*What you should do*: Repeat the material exactly, leaving nothing out.
***
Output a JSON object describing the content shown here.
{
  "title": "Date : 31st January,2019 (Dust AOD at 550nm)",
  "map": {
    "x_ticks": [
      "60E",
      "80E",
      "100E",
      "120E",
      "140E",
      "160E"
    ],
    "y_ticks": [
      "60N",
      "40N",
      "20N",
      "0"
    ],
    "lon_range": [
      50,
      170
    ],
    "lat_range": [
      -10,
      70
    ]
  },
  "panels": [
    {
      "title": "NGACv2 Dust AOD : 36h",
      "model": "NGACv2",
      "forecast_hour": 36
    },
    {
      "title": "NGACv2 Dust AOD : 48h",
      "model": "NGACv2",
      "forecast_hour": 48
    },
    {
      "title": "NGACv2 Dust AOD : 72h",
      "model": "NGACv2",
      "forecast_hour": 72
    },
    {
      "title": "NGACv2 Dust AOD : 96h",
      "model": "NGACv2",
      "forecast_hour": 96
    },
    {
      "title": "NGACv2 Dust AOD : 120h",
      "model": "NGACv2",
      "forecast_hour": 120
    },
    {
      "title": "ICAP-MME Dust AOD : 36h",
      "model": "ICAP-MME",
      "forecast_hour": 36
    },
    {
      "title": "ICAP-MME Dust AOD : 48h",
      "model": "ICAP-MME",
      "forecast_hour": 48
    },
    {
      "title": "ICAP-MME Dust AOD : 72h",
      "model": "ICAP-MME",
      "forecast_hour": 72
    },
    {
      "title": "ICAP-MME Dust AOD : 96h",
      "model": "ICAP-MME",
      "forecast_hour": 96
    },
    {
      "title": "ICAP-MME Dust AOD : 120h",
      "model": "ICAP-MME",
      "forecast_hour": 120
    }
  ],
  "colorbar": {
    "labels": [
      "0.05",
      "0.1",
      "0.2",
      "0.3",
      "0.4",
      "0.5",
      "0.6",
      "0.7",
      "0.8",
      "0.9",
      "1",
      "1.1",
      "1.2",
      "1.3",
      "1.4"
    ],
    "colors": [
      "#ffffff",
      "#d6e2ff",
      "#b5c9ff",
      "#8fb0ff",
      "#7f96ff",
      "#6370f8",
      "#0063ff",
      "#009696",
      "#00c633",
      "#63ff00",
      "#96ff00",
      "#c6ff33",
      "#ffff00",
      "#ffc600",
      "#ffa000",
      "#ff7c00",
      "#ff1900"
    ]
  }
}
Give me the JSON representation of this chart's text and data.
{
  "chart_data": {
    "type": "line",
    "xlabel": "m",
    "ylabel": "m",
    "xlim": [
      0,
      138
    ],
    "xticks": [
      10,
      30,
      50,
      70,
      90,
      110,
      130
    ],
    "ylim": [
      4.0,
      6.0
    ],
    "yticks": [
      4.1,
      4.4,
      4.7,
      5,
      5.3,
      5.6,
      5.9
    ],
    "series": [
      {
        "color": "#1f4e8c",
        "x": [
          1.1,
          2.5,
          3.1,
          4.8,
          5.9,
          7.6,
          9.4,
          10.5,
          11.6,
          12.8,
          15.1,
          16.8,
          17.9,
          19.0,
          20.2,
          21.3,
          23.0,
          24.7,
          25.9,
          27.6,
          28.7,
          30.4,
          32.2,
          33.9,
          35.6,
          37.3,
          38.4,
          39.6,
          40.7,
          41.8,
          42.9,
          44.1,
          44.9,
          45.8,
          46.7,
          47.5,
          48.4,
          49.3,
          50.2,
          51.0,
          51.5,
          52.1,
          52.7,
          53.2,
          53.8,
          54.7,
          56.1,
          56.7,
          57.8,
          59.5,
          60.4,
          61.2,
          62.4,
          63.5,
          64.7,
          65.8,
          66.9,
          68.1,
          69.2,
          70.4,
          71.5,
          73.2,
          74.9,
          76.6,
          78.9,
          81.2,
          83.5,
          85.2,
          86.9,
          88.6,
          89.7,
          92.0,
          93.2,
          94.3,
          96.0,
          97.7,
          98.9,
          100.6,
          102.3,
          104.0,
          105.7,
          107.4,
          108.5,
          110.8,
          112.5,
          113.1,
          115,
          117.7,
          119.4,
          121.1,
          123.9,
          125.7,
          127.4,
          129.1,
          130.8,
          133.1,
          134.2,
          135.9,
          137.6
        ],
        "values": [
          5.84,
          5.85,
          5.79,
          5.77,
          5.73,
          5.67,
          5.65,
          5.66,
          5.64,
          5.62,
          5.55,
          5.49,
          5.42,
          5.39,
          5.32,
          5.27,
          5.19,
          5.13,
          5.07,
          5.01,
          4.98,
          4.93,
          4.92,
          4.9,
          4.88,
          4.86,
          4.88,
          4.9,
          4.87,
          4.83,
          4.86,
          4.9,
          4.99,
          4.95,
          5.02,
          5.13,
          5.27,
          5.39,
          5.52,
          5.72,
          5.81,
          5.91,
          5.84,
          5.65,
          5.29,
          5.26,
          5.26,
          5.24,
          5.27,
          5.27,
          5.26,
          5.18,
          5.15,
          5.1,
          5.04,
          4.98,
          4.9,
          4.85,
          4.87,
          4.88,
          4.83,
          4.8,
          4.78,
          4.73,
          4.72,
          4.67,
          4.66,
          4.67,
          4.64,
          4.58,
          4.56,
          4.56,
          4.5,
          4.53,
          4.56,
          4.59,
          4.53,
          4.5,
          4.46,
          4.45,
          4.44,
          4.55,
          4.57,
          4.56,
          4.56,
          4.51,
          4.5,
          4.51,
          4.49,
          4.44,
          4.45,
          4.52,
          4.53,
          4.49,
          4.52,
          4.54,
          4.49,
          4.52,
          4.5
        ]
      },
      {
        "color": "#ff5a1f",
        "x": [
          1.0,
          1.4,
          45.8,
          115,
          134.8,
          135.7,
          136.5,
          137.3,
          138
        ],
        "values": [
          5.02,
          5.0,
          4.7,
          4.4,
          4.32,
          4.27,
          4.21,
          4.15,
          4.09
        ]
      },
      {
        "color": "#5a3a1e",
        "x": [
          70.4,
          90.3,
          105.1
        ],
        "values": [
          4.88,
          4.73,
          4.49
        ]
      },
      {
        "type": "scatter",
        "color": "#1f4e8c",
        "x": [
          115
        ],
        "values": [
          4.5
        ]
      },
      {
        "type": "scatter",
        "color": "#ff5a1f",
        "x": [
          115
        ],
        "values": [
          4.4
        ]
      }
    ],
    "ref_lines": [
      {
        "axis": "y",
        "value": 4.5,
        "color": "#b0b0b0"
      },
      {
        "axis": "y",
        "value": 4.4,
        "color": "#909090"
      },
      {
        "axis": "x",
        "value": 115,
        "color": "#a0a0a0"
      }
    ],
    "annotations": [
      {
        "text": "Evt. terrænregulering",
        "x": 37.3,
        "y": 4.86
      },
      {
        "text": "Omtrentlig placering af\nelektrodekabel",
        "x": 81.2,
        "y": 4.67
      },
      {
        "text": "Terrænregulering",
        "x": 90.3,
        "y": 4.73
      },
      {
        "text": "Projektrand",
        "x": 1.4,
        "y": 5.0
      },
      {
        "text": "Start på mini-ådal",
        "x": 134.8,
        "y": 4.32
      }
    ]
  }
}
***
*Result of the exercise*:
Output a JSON object describing the content shown here.
{
  "title": "Date : 31st January,2019 (Dust AOD at 550nm)",
  "map": {
    "x_ticks": [
      "60E",
      "80E",
      "100E",
      "120E",
      "140E",
      "160E"
    ],
    "y_ticks": [
      "60N",
      "40N",
      "20N",
      "0"
    ],
    "lon_range": [
      50,
      170
    ],
    "lat_range": [
      -10,
      70
    ]
  },
  "panels": [
    {
      "title": "NGACv2 Dust AOD : 36h",
      "model": "NGACv2",
      "forecast_hour": 36
    },
    {
      "title": "NGACv2 Dust AOD : 48h",
      "model": "NGACv2",
      "forecast_hour": 48
    },
    {
      "title": "NGACv2 Dust AOD : 72h",
      "model": "NGACv2",
      "forecast_hour": 72
    },
    {
      "title": "NGACv2 Dust AOD : 96h",
      "model": "NGACv2",
      "forecast_hour": 96
    },
    {
      "title": "NGACv2 Dust AOD : 120h",
      "model": "NGACv2",
      "forecast_hour": 120
    },
    {
      "title": "ICAP-MME Dust AOD : 36h",
      "model": "ICAP-MME",
      "forecast_hour": 36
    },
    {
      "title": "ICAP-MME Dust AOD : 48h",
      "model": "ICAP-MME",
      "forecast_hour": 48
    },
    {
      "title": "ICAP-MME Dust AOD : 72h",
      "model": "ICAP-MME",
      "forecast_hour": 72
    },
    {
      "title": "ICAP-MME Dust AOD : 96h",
      "model": "ICAP-MME",
      "forecast_hour": 96
    },
    {
      "title": "ICAP-MME Dust AOD : 120h",
      "model": "ICAP-MME",
      "forecast_hour": 120
    }
  ],
  "colorbar": {
    "labels": [
      "0.05",
      "0.1",
      "0.2",
      "0.3",
      "0.4",
      "0.5",
      "0.6",
      "0.7",
      "0.8",
      "0.9",
      "1",
      "1.1",
      "1.2",
      "1.3",
      "1.4"
    ],
    "colors": [
      "#ffffff",
      "#d6e2ff",
      "#b5c9ff",
      "#8fb0ff",
      "#7f96ff",
      "#6370f8",
      "#0063ff",
      "#009696",
      "#00c633",
      "#63ff00",
      "#96ff00",
      "#c6ff33",
      "#ffff00",
      "#ffc600",
      "#ffa000",
      "#ff7c00",
      "#ff1900"
    ]
  }
}
Give me the JSON representation of this chart's text and data.
{
  "chart_data": {
    "type": "line",
    "xlabel": "m",
    "ylabel": "m",
    "xlim": [
      0,
      138
    ],
    "xticks": [
      10,
      30,
      50,
      70,
      90,
      110,
      130
    ],
    "ylim": [
      4.0,
      6.0
    ],
    "yticks": [
      4.1,
      4.4,
      4.7,
      5,
      5.3,
      5.6,
      5.9
    ],
    "series": [
      {
        "color": "#1f4e8c",
        "x": [
          1.1,
          2.5,
          3.1,
          4.8,
          5.9,
          7.6,
          9.4,
          10.5,
          11.6,
          12.8,
          15.1,
          16.8,
          17.9,
          19.0,
          20.2,
          21.3,
          23.0,
          24.7,
          25.9,
          27.6,
          28.7,
          30.4,
          32.2,
          33.9,
          35.6,
          37.3,
          38.4,
          39.6,
          40.7,
          41.8,
          42.9,
          44.1,
          44.9,
          45.8,
          46.7,
          47.5,
          48.4,
          49.3,
          50.2,
          51.0,
          51.5,
          52.1,
          52.7,
          53.2,
          53.8,
          54.7,
          56.1,
          56.7,
          57.8,
          59.5,
          60.4,
          61.2,
          62.4,
          63.5,
          64.7,
          65.8,
          66.9,
          68.1,
          69.2,
          70.4,
          71.5,
          73.2,
          74.9,
          76.6,
          78.9,
          81.2,
          83.5,
          85.2,
          86.9,
          88.6,
          89.7,
          92.0,
          93.2,
          94.3,
          96.0,
          97.7,
          98.9,
          100.6,
          102.3,
          104.0,
          105.7,
          107.4,
          108.5,
          110.8,
          112.5,
          113.1,
          115,
          117.7,
          119.4,
          121.1,
          123.9,
          125.7,
          127.4,
          129.1,
          130.8,
          133.1,
          134.2,
          135.9,
          137.6
        ],
        "values": [
          5.84,
          5.85,
          5.79,
          5.77,
          5.73,
          5.67,
          5.65,
          5.66,
          5.64,
          5.62,
          5.55,
          5.49,
          5.42,
          5.39,
          5.32,
          5.27,
          5.19,
          5.13,
          5.07,
          5.01,
          4.98,
          4.93,
          4.92,
          4.9,
          4.88,
          4.86,
          4.88,
          4.9,
          4.87,
          4.83,
          4.86,
          4.9,
          4.99,
          4.95,
          5.02,
          5.13,
          5.27,
          5.39,
          5.52,
          5.72,
          5.81,
          5.91,
          5.84,
          5.65,
          5.29,
          5.26,
          5.26,
          5.24,
          5.27,
          5.27,
          5.26,
          5.18,
          5.15,
          5.1,
          5.04,
          4.98,
          4.9,
          4.85,
          4.87,
          4.88,
          4.83,
          4.8,
          4.78,
          4.73,
          4.72,
          4.67,
          4.66,
          4.67,
          4.64,
          4.58,
          4.56,
          4.56,
          4.5,
          4.53,
          4.56,
          4.59,
          4.53,
          4.5,
          4.46,
          4.45,
          4.44,
          4.55,
          4.57,
          4.56,
          4.56,
          4.51,
          4.5,
          4.51,
          4.49,
          4.44,
          4.45,
          4.52,
          4.53,
          4.49,
          4.52,
          4.54,
          4.49,
          4.52,
          4.5
        ]
      },
      {
        "color": "#ff5a1f",
        "x": [
          1.0,
          1.4,
          45.8,
          115,
          134.8,
          135.7,
          136.5,
          137.3,
          138
        ],
        "values": [
          5.02,
          5.0,
          4.7,
          4.4,
          4.32,
          4.27,
          4.21,
          4.15,
          4.09
        ]
      },
      {
        "color": "#5a3a1e",
        "x": [
          70.4,
          90.3,
          105.1
        ],
        "values": [
          4.88,
          4.73,
          4.49
        ]
      },
      {
        "type": "scatter",
        "color": "#1f4e8c",
        "x": [
          115
        ],
        "values": [
          4.5
        ]
      },
      {
        "type": "scatter",
        "color": "#ff5a1f",
        "x": [
          115
        ],
        "values": [
          4.4
        ]
      }
    ],
    "ref_lines": [
      {
        "axis": "y",
        "value": 4.5,
        "color": "#b0b0b0"
      },
      {
        "axis": "y",
        "value": 4.4,
        "color": "#909090"
      },
      {
        "axis": "x",
        "value": 115,
        "color": "#a0a0a0"
      }
    ],
    "annotations": [
      {
        "text": "Evt. terrænregulering",
        "x": 37.3,
        "y": 4.86
      },
      {
        "text": "Omtrentlig placering af\nelektrodekabel",
        "x": 81.2,
        "y": 4.67
      },
      {
        "text": "Terrænregulering",
        "x": 90.3,
        "y": 4.73
      },
      {
        "text": "Projektrand",
        "x": 1.4,
        "y": 5.0
      },
      {
        "text": "Start på mini-ådal",
        "x": 134.8,
        "y": 4.32
      }
    ]
  }
}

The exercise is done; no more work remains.